- DIRECTIONS
Search the records for the word "type" and pick out every line that has it.

━━━━━ GIVEN DATA ━━━━━

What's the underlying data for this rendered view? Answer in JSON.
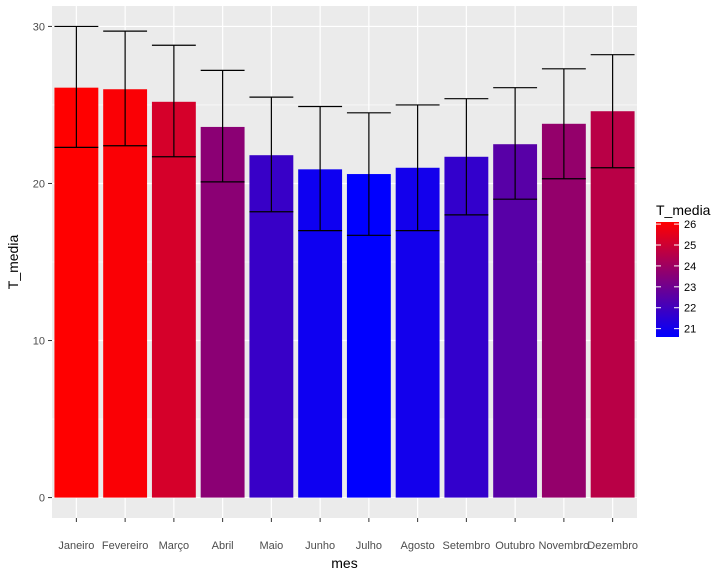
{
  "chart_data": {
    "type": "bar",
    "title": "",
    "xlabel": "mes",
    "ylabel": "T_media",
    "categories": [
      "Janeiro",
      "Fevereiro",
      "Março",
      "Abril",
      "Maio",
      "Junho",
      "Julho",
      "Agosto",
      "Setembro",
      "Outubro",
      "Novembro",
      "Dezembro"
    ],
    "values": [
      26.1,
      26.0,
      25.2,
      23.6,
      21.8,
      20.9,
      20.6,
      21.0,
      21.7,
      22.5,
      23.8,
      24.6
    ],
    "error_low": [
      22.3,
      22.4,
      21.7,
      20.1,
      18.2,
      17.0,
      16.7,
      17.0,
      18.0,
      19.0,
      20.3,
      21.0
    ],
    "error_high": [
      30.0,
      29.7,
      28.8,
      27.2,
      25.5,
      24.9,
      24.5,
      25.0,
      25.4,
      26.1,
      27.3,
      28.2
    ],
    "ylim": [
      -1.3,
      31.3
    ],
    "y_ticks": [
      0,
      10,
      20,
      30
    ],
    "grid": true,
    "legend": {
      "title": "T_media",
      "position": "right",
      "type": "colorbar",
      "ticks": [
        21,
        22,
        23,
        24,
        25,
        26
      ],
      "low_color": "#0000ff",
      "high_color": "#ff0000"
    },
    "colors": {
      "panel_background": "#ebebeb",
      "gridline": "#ffffff",
      "error_bar": "#000000"
    }
  }
}
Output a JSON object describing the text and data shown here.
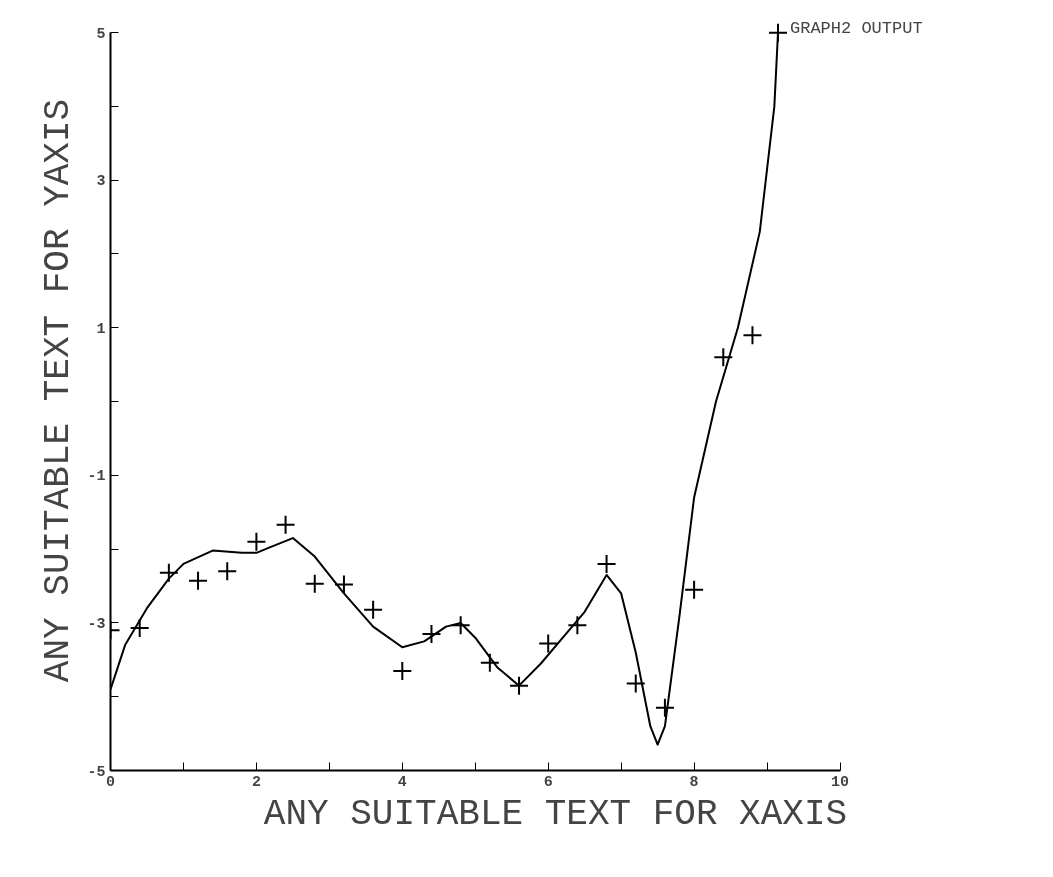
{
  "chart_data": {
    "type": "scatter",
    "xlabel": "ANY SUITABLE TEXT FOR XAXIS",
    "ylabel": "ANY SUITABLE TEXT FOR YAXIS",
    "xlim": [
      0,
      10
    ],
    "ylim": [
      -5,
      5
    ],
    "xticks": [
      0,
      {
        "value": 1,
        "label": null
      },
      2,
      {
        "value": 3,
        "label": null
      },
      4,
      {
        "value": 5,
        "label": null
      },
      6,
      {
        "value": 7,
        "label": null
      },
      8,
      {
        "value": 9,
        "label": null
      },
      10
    ],
    "yticks": [
      -5,
      {
        "value": -4,
        "label": null
      },
      -3,
      {
        "value": -2,
        "label": null
      },
      -1,
      {
        "value": 0,
        "label": null
      },
      1,
      {
        "value": 2,
        "label": null
      },
      3,
      {
        "value": 4,
        "label": null
      },
      5
    ],
    "grid": false,
    "marker": "cross",
    "annotations": [
      {
        "text": "GRAPH2 OUTPUT",
        "x": 9.15,
        "y": 5.0
      }
    ],
    "series": [
      {
        "color": "#000000",
        "x": [
          0,
          0.4,
          0.8,
          1.2,
          1.6,
          2.0,
          2.4,
          2.8,
          3.2,
          3.6,
          4.0,
          4.4,
          4.8,
          5.2,
          5.6,
          6.0,
          6.4,
          6.8,
          7.2,
          7.6,
          8.0,
          8.4,
          8.8,
          9.15
        ],
        "values": [
          -3.1,
          -3.07,
          -2.32,
          -2.43,
          -2.3,
          -1.9,
          -1.67,
          -2.47,
          -2.48,
          -2.82,
          -3.65,
          -3.15,
          -3.03,
          -3.54,
          -3.85,
          -3.28,
          -3.03,
          -2.2,
          -3.82,
          -4.15,
          -2.55,
          0.6,
          0.9,
          5.0
        ]
      },
      {
        "type": "line",
        "color": "#000000",
        "marker": "none",
        "line_style": "solid",
        "x": [
          0,
          0.2,
          0.5,
          0.8,
          1.0,
          1.4,
          1.8,
          2.0,
          2.2,
          2.5,
          2.8,
          3.2,
          3.6,
          4.0,
          4.3,
          4.6,
          4.8,
          5.0,
          5.3,
          5.6,
          5.9,
          6.2,
          6.5,
          6.8,
          7.0,
          7.2,
          7.4,
          7.5,
          7.6,
          7.8,
          8.0,
          8.3,
          8.6,
          8.9,
          9.1,
          9.15
        ],
        "values": [
          -3.9,
          -3.3,
          -2.8,
          -2.4,
          -2.2,
          -2.02,
          -2.05,
          -2.05,
          -1.97,
          -1.85,
          -2.1,
          -2.6,
          -3.05,
          -3.33,
          -3.25,
          -3.05,
          -3.0,
          -3.2,
          -3.6,
          -3.85,
          -3.55,
          -3.2,
          -2.85,
          -2.35,
          -2.6,
          -3.4,
          -4.4,
          -4.65,
          -4.4,
          -2.9,
          -1.3,
          0.0,
          1.0,
          2.3,
          4.0,
          5.0
        ]
      }
    ]
  }
}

━━━━━

- SOLUTION
    "type": "bar",
      "type": "colorbar",
    "type": "scatter",
        "type": "line",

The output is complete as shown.